**GIVEN INSTRUCTION:**
Select and copy out every line in the records containing "desc".

**THE INPUT:**
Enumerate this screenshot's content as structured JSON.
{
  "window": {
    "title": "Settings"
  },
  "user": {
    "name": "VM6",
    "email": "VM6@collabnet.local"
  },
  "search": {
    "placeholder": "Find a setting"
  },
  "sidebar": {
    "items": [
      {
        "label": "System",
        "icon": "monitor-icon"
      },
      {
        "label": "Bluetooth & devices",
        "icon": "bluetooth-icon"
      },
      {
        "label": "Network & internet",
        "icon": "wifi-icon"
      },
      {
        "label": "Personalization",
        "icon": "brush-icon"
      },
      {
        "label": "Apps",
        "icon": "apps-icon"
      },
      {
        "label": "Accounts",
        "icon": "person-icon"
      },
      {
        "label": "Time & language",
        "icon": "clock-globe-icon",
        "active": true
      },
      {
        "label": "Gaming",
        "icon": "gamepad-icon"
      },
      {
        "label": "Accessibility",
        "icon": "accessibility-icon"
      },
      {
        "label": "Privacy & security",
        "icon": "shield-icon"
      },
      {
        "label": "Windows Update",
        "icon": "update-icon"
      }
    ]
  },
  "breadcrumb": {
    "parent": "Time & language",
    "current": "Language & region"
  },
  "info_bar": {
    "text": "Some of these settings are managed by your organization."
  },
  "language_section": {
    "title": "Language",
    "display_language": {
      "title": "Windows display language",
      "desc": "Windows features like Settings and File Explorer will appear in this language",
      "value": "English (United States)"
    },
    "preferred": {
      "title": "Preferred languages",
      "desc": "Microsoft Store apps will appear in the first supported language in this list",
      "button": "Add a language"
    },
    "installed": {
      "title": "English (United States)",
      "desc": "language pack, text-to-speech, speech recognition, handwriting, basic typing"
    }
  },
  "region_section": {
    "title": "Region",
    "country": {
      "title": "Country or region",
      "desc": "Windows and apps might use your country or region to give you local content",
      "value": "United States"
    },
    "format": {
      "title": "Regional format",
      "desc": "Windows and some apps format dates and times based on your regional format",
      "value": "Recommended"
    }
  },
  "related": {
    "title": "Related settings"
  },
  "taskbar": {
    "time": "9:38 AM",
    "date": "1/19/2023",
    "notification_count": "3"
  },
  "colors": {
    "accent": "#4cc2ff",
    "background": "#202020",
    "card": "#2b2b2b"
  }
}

**EXERCISE RESPONSE:**
      "desc": "Windows features like Settings and File Explorer will appear in this language",
      "desc": "Microsoft Store apps will appear in the first supported language in this list",
      "desc": "language pack, text-to-speech, speech recognition, handwriting, basic typing"
      "desc": "Windows and apps might use your country or region to give you local content",
      "desc": "Windows and some apps format dates and times based on your regional format",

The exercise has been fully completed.